#### Problem details:
Retype the records below exactly as they appear, but leave out any pictures.

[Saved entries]
┌────────

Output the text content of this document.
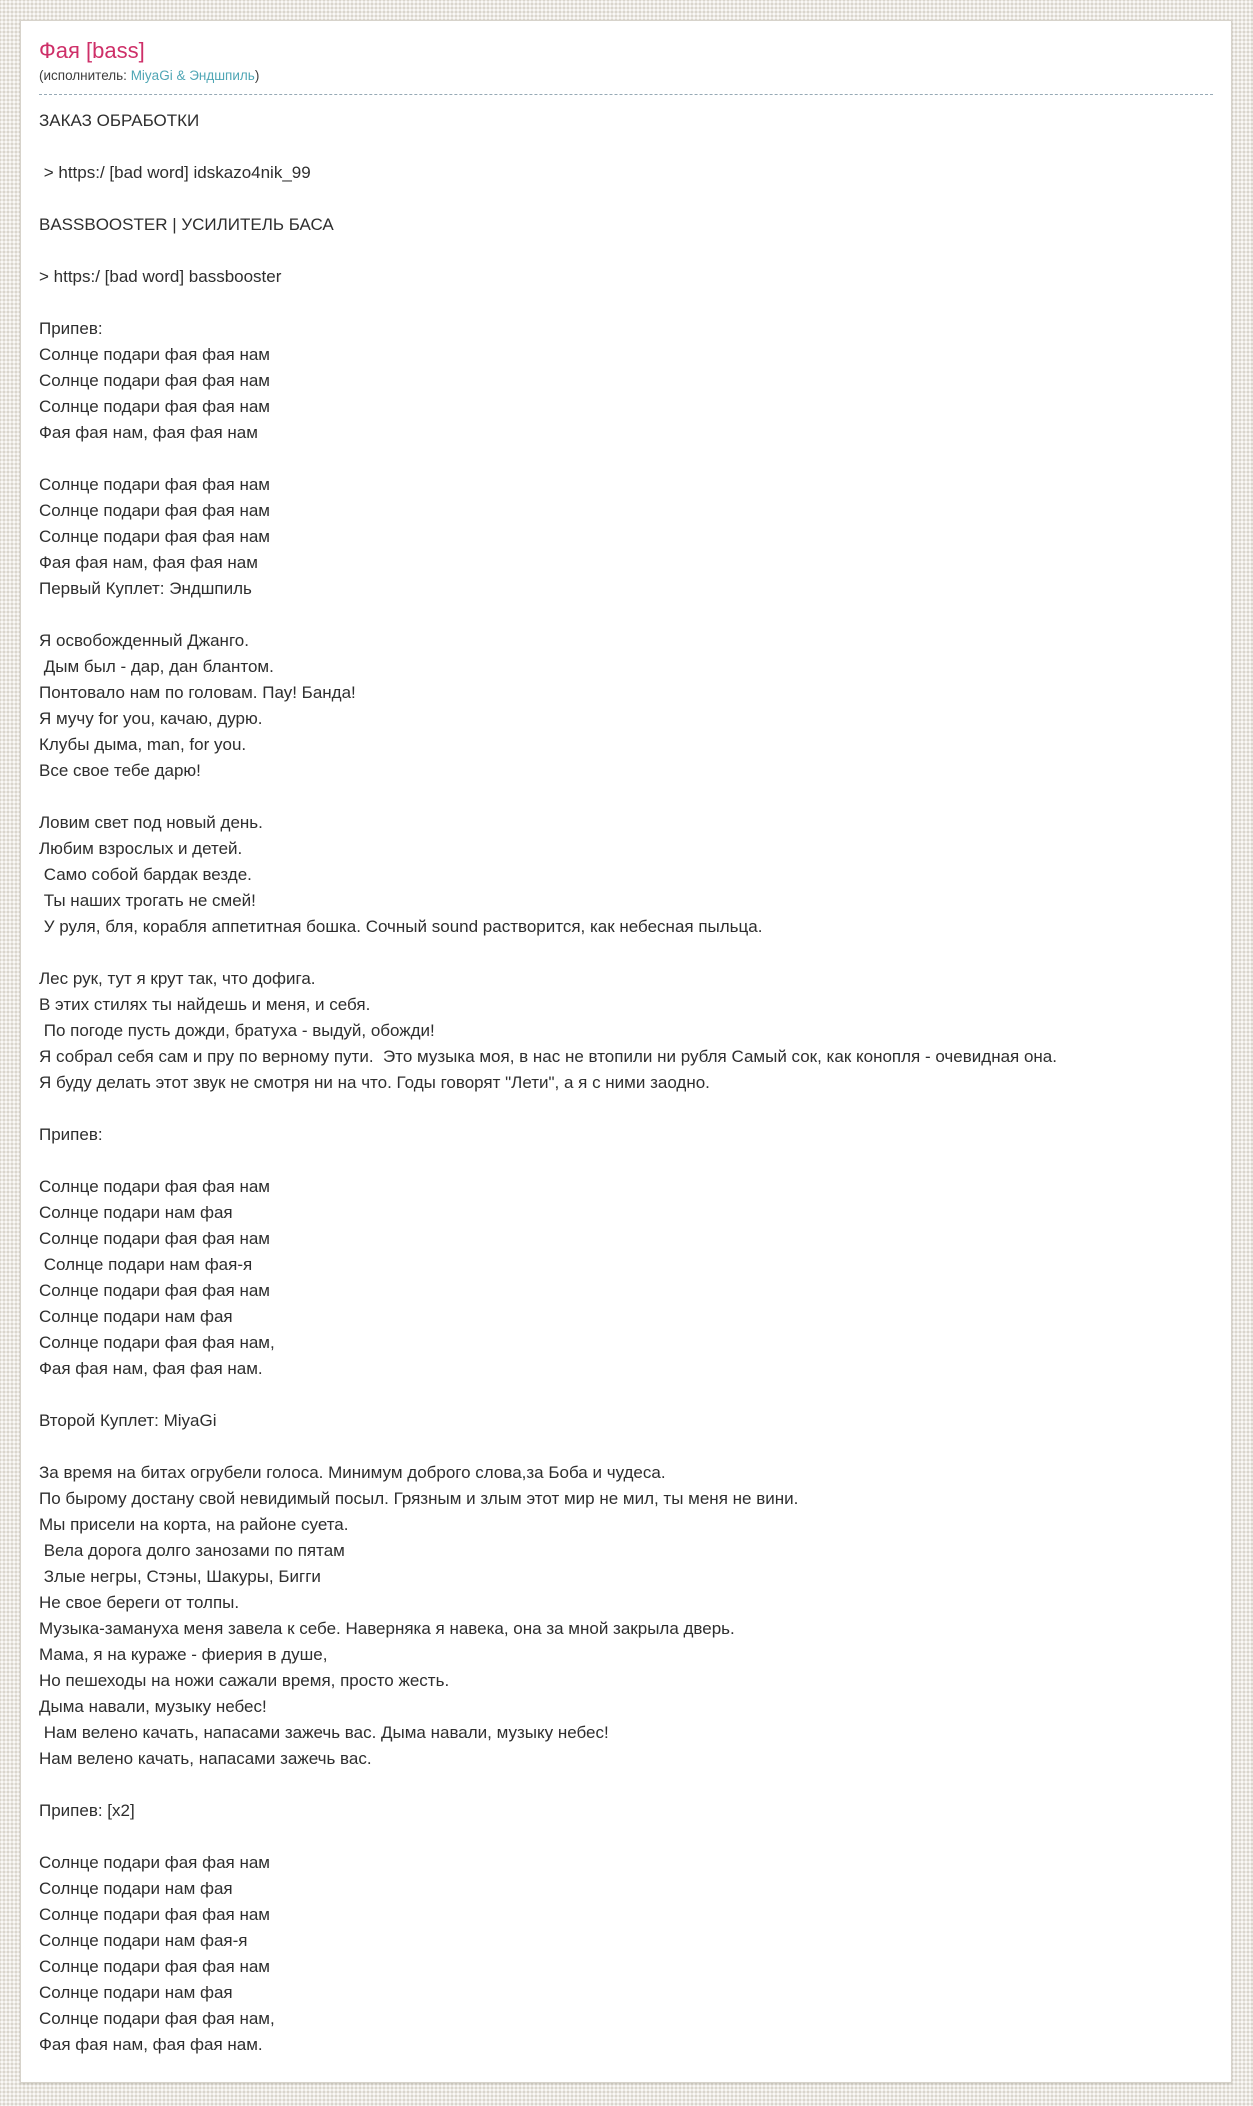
Фая [bass]
(исполнитель: MiyaGi & Эндшпиль)
ЗАКАЗ ОБРАБОТКИ
> https:/ [bad word] idskazo4nik_99
BASSBOOSTER | УСИЛИТЕЛЬ БАСА
> https:/ [bad word] bassbooster
Припев:
Солнце подари фая фая нам
Солнце подари фая фая нам
Солнце подари фая фая нам
Фая фая нам, фая фая нам
Солнце подари фая фая нам
Солнце подари фая фая нам
Солнце подари фая фая нам
Фая фая нам, фая фая нам
Первый Куплет: Эндшпиль
Я освобожденный Джанго.
Дым был - дар, дан блантом.
Понтовало нам по головам. Пау! Банда!
Я мучу for you, качаю, дурю.
Клубы дыма, man, for you.
Все свое тебе дарю!
Ловим свет под новый день.
Любим взрослых и детей.
Само собой бардак везде.
Ты наших трогать не смей!
У руля, бля, корабля аппетитная бошка. Сочный sound растворится, как небесная пыльца.
Лес рук, тут я крут так, что дофига.
В этих стилях ты найдешь и меня, и себя.
По погоде пусть дожди, братуха - выдуй, обожди!
Я собрал себя сам и пру по верному пути.  Это музыка моя, в нас не втопили ни рубля Самый сок, как конопля - очевидная она.
Я буду делать этот звук не смотря ни на что. Годы говорят "Лети", а я с ними заодно.
Припев:
Солнце подари фая фая нам
Солнце подари нам фая
Солнце подари фая фая нам
Солнце подари нам фая-я
Солнце подари фая фая нам
Солнце подари нам фая
Солнце подари фая фая нам,
Фая фая нам, фая фая нам.
Второй Куплет: MiyaGi
За время на битах огрубели голоса. Минимум доброго слова,за Боба и чудеса.
По бырому достану свой невидимый посыл. Грязным и злым этот мир не мил, ты меня не вини.
Мы присели на корта, на районе суета.
Вела дорога долго занозами по пятам
Злые негры, Стэны, Шакуры, Бигги
Не свое береги от толпы.
Музыка-замануха меня завела к себе. Наверняка я навека, она за мной закрыла дверь.
Мама, я на кураже - фиерия в душе,
Но пешеходы на ножи сажали время, просто жесть.
Дыма навали, музыку небес!
Нам велено качать, напасами зажечь вас. Дыма навали, музыку небес!
Нам велено качать, напасами зажечь вас.
Припев: [x2]
Солнце подари фая фая нам
Солнце подари нам фая
Солнце подари фая фая нам
Солнце подари нам фая-я
Солнце подари фая фая нам
Солнце подари нам фая
Солнце подари фая фая нам,
Фая фая нам, фая фая нам.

└────────

#### Task answer:
Output the text content of this document.
Фая [bass]
(исполнитель: MiyaGi & Эндшпиль)
ЗАКАЗ ОБРАБОТКИ
> https:/ [bad word] idskazo4nik_99
BASSBOOSTER | УСИЛИТЕЛЬ БАСА
> https:/ [bad word] bassbooster
Припев:
Солнце подари фая фая нам
Солнце подари фая фая нам
Солнце подари фая фая нам
Фая фая нам, фая фая нам
Солнце подари фая фая нам
Солнце подари фая фая нам
Солнце подари фая фая нам
Фая фая нам, фая фая нам
Первый Куплет: Эндшпиль
Я освобожденный Джанго.
Дым был - дар, дан блантом.
Понтовало нам по головам. Пау! Банда!
Я мучу for you, качаю, дурю.
Клубы дыма, man, for you.
Все свое тебе дарю!
Ловим свет под новый день.
Любим взрослых и детей.
Само собой бардак везде.
Ты наших трогать не смей!
У руля, бля, корабля аппетитная бошка. Сочный sound растворится, как небесная пыльца.
Лес рук, тут я крут так, что дофига.
В этих стилях ты найдешь и меня, и себя.
По погоде пусть дожди, братуха - выдуй, обожди!
Я собрал себя сам и пру по верному пути.  Это музыка моя, в нас не втопили ни рубля Самый сок, как конопля - очевидная она.
Я буду делать этот звук не смотря ни на что. Годы говорят "Лети", а я с ними заодно.
Припев:
Солнце подари фая фая нам
Солнце подари нам фая
Солнце подари фая фая нам
Солнце подари нам фая-я
Солнце подари фая фая нам
Солнце подари нам фая
Солнце подари фая фая нам,
Фая фая нам, фая фая нам.
Второй Куплет: MiyaGi
За время на битах огрубели голоса. Минимум доброго слова,за Боба и чудеса.
По бырому достану свой невидимый посыл. Грязным и злым этот мир не мил, ты меня не вини.
Мы присели на корта, на районе суета.
Вела дорога долго занозами по пятам
Злые негры, Стэны, Шакуры, Бигги
Не свое береги от толпы.
Музыка-замануха меня завела к себе. Наверняка я навека, она за мной закрыла дверь.
Мама, я на кураже - фиерия в душе,
Но пешеходы на ножи сажали время, просто жесть.
Дыма навали, музыку небес!
Нам велено качать, напасами зажечь вас. Дыма навали, музыку небес!
Нам велено качать, напасами зажечь вас.
Припев: [x2]
Солнце подари фая фая нам
Солнце подари нам фая
Солнце подари фая фая нам
Солнце подари нам фая-я
Солнце подари фая фая нам
Солнце подари нам фая
Солнце подари фая фая нам,
Фая фая нам, фая фая нам.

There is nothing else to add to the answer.